**Extracted data entries:**
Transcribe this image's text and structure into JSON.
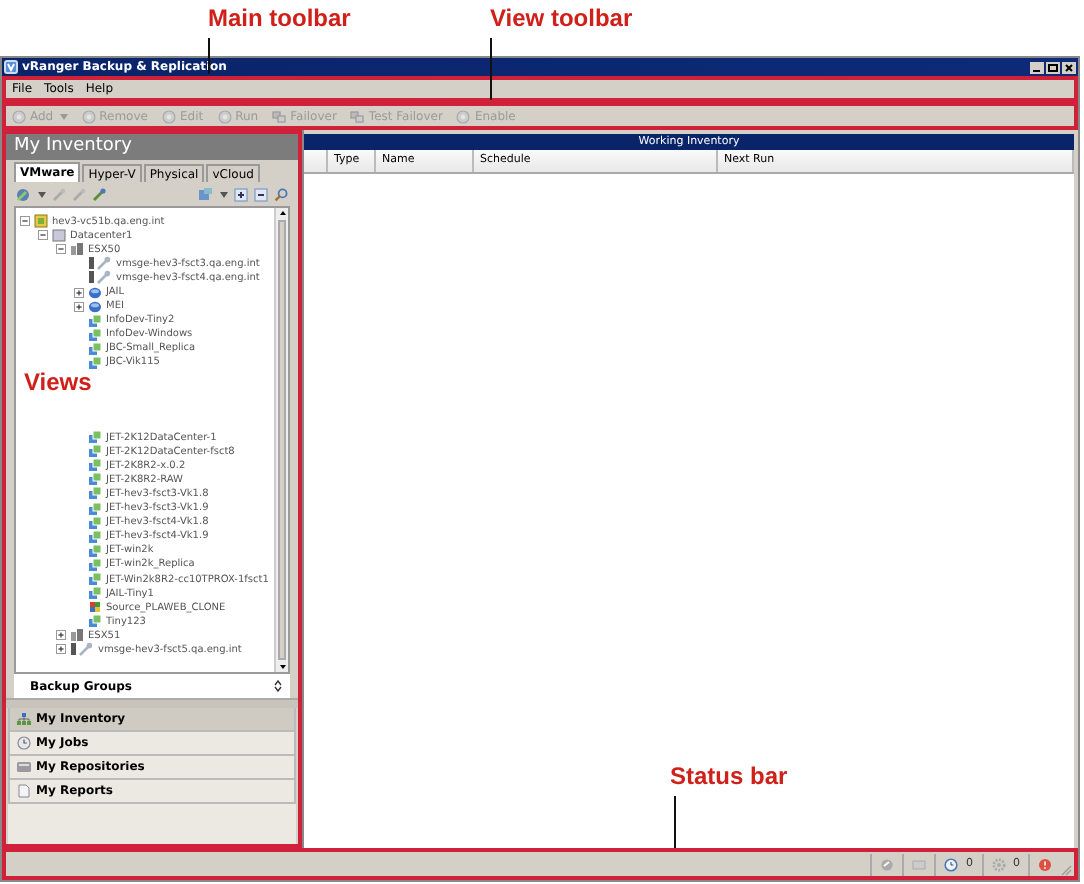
{
  "annotations": [
    {
      "label": "Main toolbar",
      "kind": "menu_bar"
    },
    {
      "label": "View toolbar",
      "kind": "view_toolbar"
    },
    {
      "label": "Views",
      "kind": "views_panel"
    },
    {
      "label": "Status bar",
      "kind": "status_bar"
    }
  ],
  "window": {
    "title": "vRanger Backup & Replication"
  },
  "menu": [
    "File",
    "Tools",
    "Help"
  ],
  "toolbar": [
    {
      "label": "Add",
      "kind": "add",
      "disabled": true,
      "dropdown": true
    },
    {
      "label": "Remove",
      "kind": "remove",
      "disabled": true,
      "dropdown": false
    },
    {
      "label": "Edit",
      "kind": "edit",
      "disabled": true,
      "dropdown": false
    },
    {
      "label": "Run",
      "kind": "run",
      "disabled": true,
      "dropdown": false
    },
    {
      "label": "Failover",
      "kind": "failover",
      "disabled": true,
      "dropdown": false
    },
    {
      "label": "Test Failover",
      "kind": "test",
      "disabled": true,
      "dropdown": false
    },
    {
      "label": "Enable",
      "kind": "enable",
      "disabled": true,
      "dropdown": false
    }
  ],
  "inventory": {
    "title": "My Inventory",
    "tabs": [
      {
        "label": "VMware",
        "selected": true
      },
      {
        "label": "Hyper-V",
        "selected": false
      },
      {
        "label": "Physical",
        "selected": false
      },
      {
        "label": "vCloud",
        "selected": false
      }
    ],
    "tree": [
      {
        "label": "hev3-vc51b.qa.eng.int",
        "kind": "vcenter",
        "expanded": true,
        "children": [
          {
            "label": "Datacenter1",
            "kind": "datacenter",
            "expanded": true,
            "children": [
              {
                "label": "ESX50",
                "kind": "cluster",
                "expanded": true,
                "children": [
                  {
                    "label": "vmsge-hev3-fsct3.qa.eng.int",
                    "kind": "host"
                  },
                  {
                    "label": "vmsge-hev3-fsct4.qa.eng.int",
                    "kind": "host"
                  },
                  {
                    "label": "JAIL",
                    "kind": "pool",
                    "expanded": false
                  },
                  {
                    "label": "MEI",
                    "kind": "pool",
                    "expanded": false
                  },
                  {
                    "label": "InfoDev-Tiny2",
                    "kind": "vm"
                  },
                  {
                    "label": "InfoDev-Windows",
                    "kind": "vm"
                  },
                  {
                    "label": "JBC-Small_Replica",
                    "kind": "vm"
                  },
                  {
                    "label": "JBC-Vik115",
                    "kind": "vm"
                  },
                  {
                    "label": "JET-2K12DataCenter-1",
                    "kind": "vm",
                    "gap_above": true
                  },
                  {
                    "label": "JET-2K12DataCenter-fsct8",
                    "kind": "vm"
                  },
                  {
                    "label": "JET-2K8R2-x.0.2",
                    "kind": "vm"
                  },
                  {
                    "label": "JET-2K8R2-RAW",
                    "kind": "vm"
                  },
                  {
                    "label": "JET-hev3-fsct3-Vk1.8",
                    "kind": "vm"
                  },
                  {
                    "label": "JET-hev3-fsct3-Vk1.9",
                    "kind": "vm"
                  },
                  {
                    "label": "JET-hev3-fsct4-Vk1.8",
                    "kind": "vm"
                  },
                  {
                    "label": "JET-hev3-fsct4-Vk1.9",
                    "kind": "vm"
                  },
                  {
                    "label": "JET-win2k",
                    "kind": "vm"
                  },
                  {
                    "label": "JET-win2k_Replica",
                    "kind": "vm"
                  },
                  {
                    "label": "JET-Win2k8R2-cc10TPROX-1fsct1",
                    "kind": "vm"
                  },
                  {
                    "label": "JAIL-Tiny1",
                    "kind": "vm"
                  },
                  {
                    "label": "Source_PLAWEB_CLONE",
                    "kind": "template"
                  },
                  {
                    "label": "Tiny123",
                    "kind": "vm"
                  }
                ]
              },
              {
                "label": "ESX51",
                "kind": "cluster",
                "expanded": false
              },
              {
                "label": "vmsge-hev3-fsct5.qa.eng.int",
                "kind": "host",
                "expanded": false
              }
            ]
          }
        ]
      }
    ]
  },
  "backup_groups": {
    "label": "Backup Groups"
  },
  "nav": [
    {
      "label": "My Inventory",
      "kind": "inventory",
      "selected": true
    },
    {
      "label": "My Jobs",
      "kind": "jobs",
      "selected": false
    },
    {
      "label": "My Repositories",
      "kind": "repositories",
      "selected": false
    },
    {
      "label": "My Reports",
      "kind": "reports",
      "selected": false
    }
  ],
  "working_inventory": {
    "title": "Working Inventory",
    "columns": [
      "Type",
      "Name",
      "Schedule",
      "Next Run"
    ]
  },
  "status_bar": {
    "counts": [
      "0",
      "0"
    ]
  }
}
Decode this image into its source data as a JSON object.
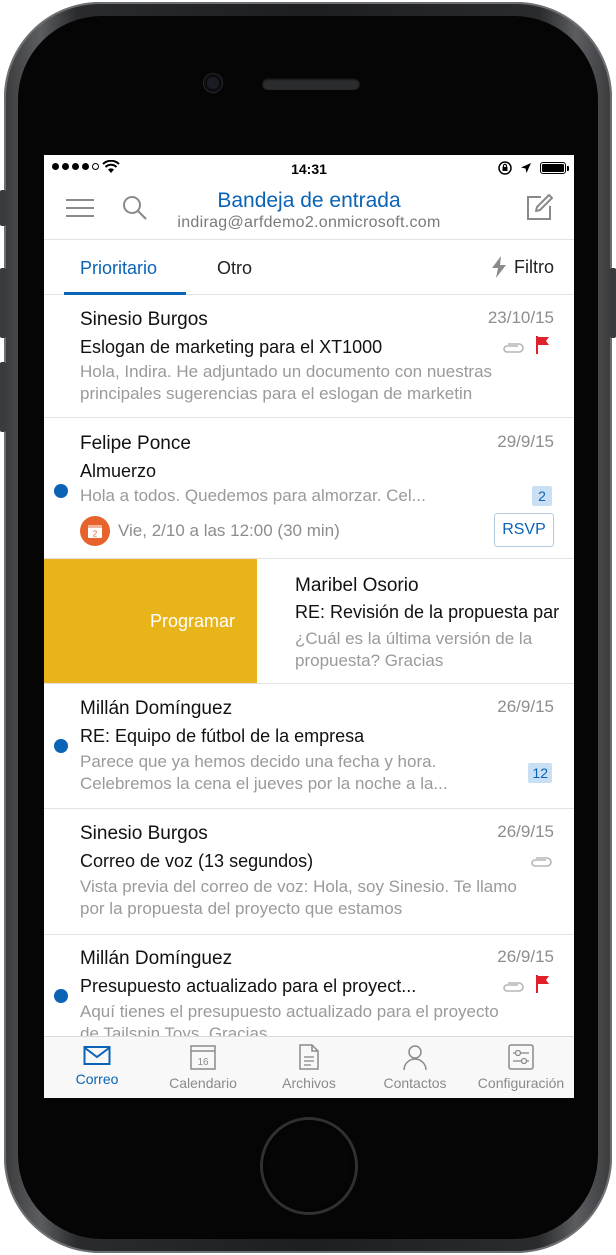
{
  "status_bar": {
    "time": "14:31"
  },
  "header": {
    "title": "Bandeja de entrada",
    "account": "indirag@arfdemo2.onmicrosoft.com"
  },
  "tabs": {
    "focused": "Prioritario",
    "other": "Otro",
    "filter": "Filtro"
  },
  "mails": [
    {
      "sender": "Sinesio Burgos",
      "subject": "Eslogan de marketing para el XT1000",
      "preview": "Hola, Indira. He adjuntado un documento con nuestras principales sugerencias para el eslogan de marketin",
      "date": "23/10/15",
      "unread": false,
      "attachment": true,
      "flagged": true
    },
    {
      "sender": "Felipe Ponce",
      "subject": "Almuerzo",
      "preview": "Hola a todos. Quedemos para almorzar. Cel...",
      "date": "29/9/15",
      "unread": true,
      "count": "2",
      "event_day": "2",
      "event_text": "Vie, 2/10 a las 12:00 (30 min)",
      "rsvp": "RSVP"
    },
    {
      "sender": "Millán Domínguez",
      "subject": "RE: Equipo de fútbol de la empresa",
      "preview": "Parece que ya hemos decido una fecha y hora. Celebremos la cena el jueves por la noche a la...",
      "date": "26/9/15",
      "unread": true,
      "count": "12"
    },
    {
      "sender": "Sinesio Burgos",
      "subject": "Correo de voz (13 segundos)",
      "preview": "Vista previa del correo de voz: Hola, soy Sinesio. Te llamo por la propuesta del proyecto que estamos",
      "date": "26/9/15",
      "unread": false,
      "attachment": true
    },
    {
      "sender": "Millán Domínguez",
      "subject": "Presupuesto actualizado para el proyect...",
      "preview": "Aquí tienes el presupuesto actualizado para el proyecto de Tailspin Toys. Gracias",
      "date": "26/9/15",
      "unread": true,
      "attachment": true,
      "flagged": true
    }
  ],
  "swiped_mail": {
    "action": "Programar",
    "sender": "Maribel Osorio",
    "subject": "RE: Revisión de la propuesta par",
    "preview": "¿Cuál es la última versión de la propuesta? Gracias"
  },
  "tabbar": {
    "mail": "Correo",
    "calendar": "Calendario",
    "calendar_day": "16",
    "files": "Archivos",
    "contacts": "Contactos",
    "settings": "Configuración"
  },
  "colors": {
    "accent": "#0a63b5",
    "schedule_action": "#e9b41a",
    "flag": "#e0202a",
    "event_icon": "#e8632c"
  }
}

**TO DO:**
Repeat each entry above word for word, leaving every picture out.

**RESULT OF THIS TASK:**
Transcribe this image's text and structure into JSON.
{
  "annotations": [
    {
      "label": "Main toolbar",
      "kind": "menu_bar"
    },
    {
      "label": "View toolbar",
      "kind": "view_toolbar"
    },
    {
      "label": "Views",
      "kind": "views_panel"
    },
    {
      "label": "Status bar",
      "kind": "status_bar"
    }
  ],
  "window": {
    "title": "vRanger Backup & Replication"
  },
  "menu": [
    "File",
    "Tools",
    "Help"
  ],
  "toolbar": [
    {
      "label": "Add",
      "kind": "add",
      "disabled": true,
      "dropdown": true
    },
    {
      "label": "Remove",
      "kind": "remove",
      "disabled": true,
      "dropdown": false
    },
    {
      "label": "Edit",
      "kind": "edit",
      "disabled": true,
      "dropdown": false
    },
    {
      "label": "Run",
      "kind": "run",
      "disabled": true,
      "dropdown": false
    },
    {
      "label": "Failover",
      "kind": "failover",
      "disabled": true,
      "dropdown": false
    },
    {
      "label": "Test Failover",
      "kind": "test",
      "disabled": true,
      "dropdown": false
    },
    {
      "label": "Enable",
      "kind": "enable",
      "disabled": true,
      "dropdown": false
    }
  ],
  "inventory": {
    "title": "My Inventory",
    "tabs": [
      {
        "label": "VMware",
        "selected": true
      },
      {
        "label": "Hyper-V",
        "selected": false
      },
      {
        "label": "Physical",
        "selected": false
      },
      {
        "label": "vCloud",
        "selected": false
      }
    ],
    "tree": [
      {
        "label": "hev3-vc51b.qa.eng.int",
        "kind": "vcenter",
        "expanded": true,
        "children": [
          {
            "label": "Datacenter1",
            "kind": "datacenter",
            "expanded": true,
            "children": [
              {
                "label": "ESX50",
                "kind": "cluster",
                "expanded": true,
                "children": [
                  {
                    "label": "vmsge-hev3-fsct3.qa.eng.int",
                    "kind": "host"
                  },
                  {
                    "label": "vmsge-hev3-fsct4.qa.eng.int",
                    "kind": "host"
                  },
                  {
                    "label": "JAIL",
                    "kind": "pool",
                    "expanded": false
                  },
                  {
                    "label": "MEI",
                    "kind": "pool",
                    "expanded": false
                  },
                  {
                    "label": "InfoDev-Tiny2",
                    "kind": "vm"
                  },
                  {
                    "label": "InfoDev-Windows",
                    "kind": "vm"
                  },
                  {
                    "label": "JBC-Small_Replica",
                    "kind": "vm"
                  },
                  {
                    "label": "JBC-Vik115",
                    "kind": "vm"
                  },
                  {
                    "label": "JET-2K12DataCenter-1",
                    "kind": "vm",
                    "gap_above": true
                  },
                  {
                    "label": "JET-2K12DataCenter-fsct8",
                    "kind": "vm"
                  },
                  {
                    "label": "JET-2K8R2-x.0.2",
                    "kind": "vm"
                  },
                  {
                    "label": "JET-2K8R2-RAW",
                    "kind": "vm"
                  },
                  {
                    "label": "JET-hev3-fsct3-Vk1.8",
                    "kind": "vm"
                  },
                  {
                    "label": "JET-hev3-fsct3-Vk1.9",
                    "kind": "vm"
                  },
                  {
                    "label": "JET-hev3-fsct4-Vk1.8",
                    "kind": "vm"
                  },
                  {
                    "label": "JET-hev3-fsct4-Vk1.9",
                    "kind": "vm"
                  },
                  {
                    "label": "JET-win2k",
                    "kind": "vm"
                  },
                  {
                    "label": "JET-win2k_Replica",
                    "kind": "vm"
                  },
                  {
                    "label": "JET-Win2k8R2-cc10TPROX-1fsct1",
                    "kind": "vm"
                  },
                  {
                    "label": "JAIL-Tiny1",
                    "kind": "vm"
                  },
                  {
                    "label": "Source_PLAWEB_CLONE",
                    "kind": "template"
                  },
                  {
                    "label": "Tiny123",
                    "kind": "vm"
                  }
                ]
              },
              {
                "label": "ESX51",
                "kind": "cluster",
                "expanded": false
              },
              {
                "label": "vmsge-hev3-fsct5.qa.eng.int",
                "kind": "host",
                "expanded": false
              }
            ]
          }
        ]
      }
    ]
  },
  "backup_groups": {
    "label": "Backup Groups"
  },
  "nav": [
    {
      "label": "My Inventory",
      "kind": "inventory",
      "selected": true
    },
    {
      "label": "My Jobs",
      "kind": "jobs",
      "selected": false
    },
    {
      "label": "My Repositories",
      "kind": "repositories",
      "selected": false
    },
    {
      "label": "My Reports",
      "kind": "reports",
      "selected": false
    }
  ],
  "working_inventory": {
    "title": "Working Inventory",
    "columns": [
      "Type",
      "Name",
      "Schedule",
      "Next Run"
    ]
  },
  "status_bar": {
    "counts": [
      "0",
      "0"
    ]
  }
}
Decode this image into its source data as a JSON object.
{
  "status_bar": {
    "time": "14:31"
  },
  "header": {
    "title": "Bandeja de entrada",
    "account": "indirag@arfdemo2.onmicrosoft.com"
  },
  "tabs": {
    "focused": "Prioritario",
    "other": "Otro",
    "filter": "Filtro"
  },
  "mails": [
    {
      "sender": "Sinesio Burgos",
      "subject": "Eslogan de marketing para el XT1000",
      "preview": "Hola, Indira. He adjuntado un documento con nuestras principales sugerencias para el eslogan de marketin",
      "date": "23/10/15",
      "unread": false,
      "attachment": true,
      "flagged": true
    },
    {
      "sender": "Felipe Ponce",
      "subject": "Almuerzo",
      "preview": "Hola a todos. Quedemos para almorzar. Cel...",
      "date": "29/9/15",
      "unread": true,
      "count": "2",
      "event_day": "2",
      "event_text": "Vie, 2/10 a las 12:00 (30 min)",
      "rsvp": "RSVP"
    },
    {
      "sender": "Millán Domínguez",
      "subject": "RE: Equipo de fútbol de la empresa",
      "preview": "Parece que ya hemos decido una fecha y hora. Celebremos la cena el jueves por la noche a la...",
      "date": "26/9/15",
      "unread": true,
      "count": "12"
    },
    {
      "sender": "Sinesio Burgos",
      "subject": "Correo de voz (13 segundos)",
      "preview": "Vista previa del correo de voz: Hola, soy Sinesio. Te llamo por la propuesta del proyecto que estamos",
      "date": "26/9/15",
      "unread": false,
      "attachment": true
    },
    {
      "sender": "Millán Domínguez",
      "subject": "Presupuesto actualizado para el proyect...",
      "preview": "Aquí tienes el presupuesto actualizado para el proyecto de Tailspin Toys. Gracias",
      "date": "26/9/15",
      "unread": true,
      "attachment": true,
      "flagged": true
    }
  ],
  "swiped_mail": {
    "action": "Programar",
    "sender": "Maribel Osorio",
    "subject": "RE: Revisión de la propuesta par",
    "preview": "¿Cuál es la última versión de la propuesta? Gracias"
  },
  "tabbar": {
    "mail": "Correo",
    "calendar": "Calendario",
    "calendar_day": "16",
    "files": "Archivos",
    "contacts": "Contactos",
    "settings": "Configuración"
  },
  "colors": {
    "accent": "#0a63b5",
    "schedule_action": "#e9b41a",
    "flag": "#e0202a",
    "event_icon": "#e8632c"
  }
}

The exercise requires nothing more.